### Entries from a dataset
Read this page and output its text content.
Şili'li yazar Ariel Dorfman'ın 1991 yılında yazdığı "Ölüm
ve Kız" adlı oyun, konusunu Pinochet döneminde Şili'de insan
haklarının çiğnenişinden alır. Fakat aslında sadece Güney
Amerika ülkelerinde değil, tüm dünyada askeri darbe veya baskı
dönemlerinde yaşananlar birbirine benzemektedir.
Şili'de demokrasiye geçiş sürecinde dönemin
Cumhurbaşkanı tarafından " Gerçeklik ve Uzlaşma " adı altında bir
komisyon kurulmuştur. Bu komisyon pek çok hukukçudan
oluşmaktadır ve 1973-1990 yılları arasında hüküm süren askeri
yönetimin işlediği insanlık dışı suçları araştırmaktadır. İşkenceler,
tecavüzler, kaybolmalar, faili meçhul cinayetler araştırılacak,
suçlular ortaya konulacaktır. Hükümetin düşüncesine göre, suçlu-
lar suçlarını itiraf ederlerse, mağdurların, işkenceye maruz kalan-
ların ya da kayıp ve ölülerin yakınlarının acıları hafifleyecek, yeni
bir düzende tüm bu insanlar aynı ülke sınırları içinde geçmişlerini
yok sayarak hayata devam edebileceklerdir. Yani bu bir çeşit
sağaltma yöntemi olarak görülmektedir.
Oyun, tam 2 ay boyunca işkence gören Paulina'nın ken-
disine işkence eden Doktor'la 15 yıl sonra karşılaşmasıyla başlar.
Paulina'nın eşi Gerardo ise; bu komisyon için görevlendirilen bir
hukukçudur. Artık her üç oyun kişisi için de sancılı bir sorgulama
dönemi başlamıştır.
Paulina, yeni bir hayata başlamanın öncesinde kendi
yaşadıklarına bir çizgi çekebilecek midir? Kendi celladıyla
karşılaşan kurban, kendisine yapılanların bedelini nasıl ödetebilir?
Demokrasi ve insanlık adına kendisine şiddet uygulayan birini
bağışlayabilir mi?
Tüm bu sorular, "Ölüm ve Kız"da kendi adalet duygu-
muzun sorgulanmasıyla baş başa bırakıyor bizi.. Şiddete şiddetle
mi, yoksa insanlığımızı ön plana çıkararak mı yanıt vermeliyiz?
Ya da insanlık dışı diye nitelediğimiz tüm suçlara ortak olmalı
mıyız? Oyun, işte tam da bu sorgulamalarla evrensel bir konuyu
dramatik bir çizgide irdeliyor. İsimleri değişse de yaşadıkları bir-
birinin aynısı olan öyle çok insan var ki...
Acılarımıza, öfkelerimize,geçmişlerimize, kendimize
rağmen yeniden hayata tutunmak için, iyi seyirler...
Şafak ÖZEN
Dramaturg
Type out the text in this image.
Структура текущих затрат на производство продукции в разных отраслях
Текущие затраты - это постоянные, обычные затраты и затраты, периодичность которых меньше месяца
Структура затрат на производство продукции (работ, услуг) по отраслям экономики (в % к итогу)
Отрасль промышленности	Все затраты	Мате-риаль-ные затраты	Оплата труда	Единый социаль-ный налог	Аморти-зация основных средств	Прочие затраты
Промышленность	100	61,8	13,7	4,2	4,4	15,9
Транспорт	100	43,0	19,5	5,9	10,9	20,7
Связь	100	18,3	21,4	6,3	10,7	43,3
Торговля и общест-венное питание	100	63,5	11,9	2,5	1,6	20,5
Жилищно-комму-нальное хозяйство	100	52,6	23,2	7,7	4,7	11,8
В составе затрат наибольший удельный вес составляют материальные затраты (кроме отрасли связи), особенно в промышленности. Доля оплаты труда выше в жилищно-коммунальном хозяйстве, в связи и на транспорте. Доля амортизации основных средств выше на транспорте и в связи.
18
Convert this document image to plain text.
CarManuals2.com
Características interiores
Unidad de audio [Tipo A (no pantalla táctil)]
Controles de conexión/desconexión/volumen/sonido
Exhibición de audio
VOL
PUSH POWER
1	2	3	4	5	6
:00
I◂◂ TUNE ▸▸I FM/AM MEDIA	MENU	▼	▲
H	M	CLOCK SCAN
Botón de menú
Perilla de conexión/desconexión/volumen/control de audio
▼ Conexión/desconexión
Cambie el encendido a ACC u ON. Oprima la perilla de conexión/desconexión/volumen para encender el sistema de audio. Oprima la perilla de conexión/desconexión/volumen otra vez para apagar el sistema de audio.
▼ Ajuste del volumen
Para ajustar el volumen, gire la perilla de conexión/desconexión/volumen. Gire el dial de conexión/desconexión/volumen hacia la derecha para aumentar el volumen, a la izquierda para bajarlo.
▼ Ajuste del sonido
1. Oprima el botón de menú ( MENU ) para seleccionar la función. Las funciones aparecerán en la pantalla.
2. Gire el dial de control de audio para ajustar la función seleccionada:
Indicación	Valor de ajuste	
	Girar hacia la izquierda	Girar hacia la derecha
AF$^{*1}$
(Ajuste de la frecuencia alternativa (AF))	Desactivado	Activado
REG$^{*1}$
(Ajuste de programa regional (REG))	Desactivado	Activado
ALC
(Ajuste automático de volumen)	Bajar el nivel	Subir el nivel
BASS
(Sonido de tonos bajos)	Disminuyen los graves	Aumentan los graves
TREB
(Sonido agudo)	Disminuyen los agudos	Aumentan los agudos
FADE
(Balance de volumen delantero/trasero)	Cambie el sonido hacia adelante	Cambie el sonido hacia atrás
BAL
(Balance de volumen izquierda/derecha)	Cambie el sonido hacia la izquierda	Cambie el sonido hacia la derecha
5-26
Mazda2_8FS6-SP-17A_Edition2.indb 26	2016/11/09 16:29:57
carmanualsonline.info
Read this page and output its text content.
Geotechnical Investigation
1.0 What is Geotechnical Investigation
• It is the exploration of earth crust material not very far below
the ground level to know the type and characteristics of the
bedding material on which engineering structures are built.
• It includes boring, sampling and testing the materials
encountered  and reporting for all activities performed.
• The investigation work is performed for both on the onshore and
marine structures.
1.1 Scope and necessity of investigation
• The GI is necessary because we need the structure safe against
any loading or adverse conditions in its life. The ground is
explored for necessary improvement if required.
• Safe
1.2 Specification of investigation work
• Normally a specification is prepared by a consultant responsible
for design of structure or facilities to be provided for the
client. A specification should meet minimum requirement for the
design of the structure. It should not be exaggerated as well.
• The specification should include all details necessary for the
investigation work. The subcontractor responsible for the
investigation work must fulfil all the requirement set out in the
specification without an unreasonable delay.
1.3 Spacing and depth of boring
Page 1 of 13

### WORK REQUIRED
Copy every line from the records above that contains the word "Oprima".

### ANSWER BELOW
Cambie el encendido a ACC u ON. Oprima la perilla de conexión/desconexión/volumen para encender el sistema de audio. Oprima la perilla de conexión/desconexión/volumen otra vez para apagar el sistema de audio.
1. Oprima el botón de menú ( MENU ) para seleccionar la función. Las funciones aparecerán en la pantalla.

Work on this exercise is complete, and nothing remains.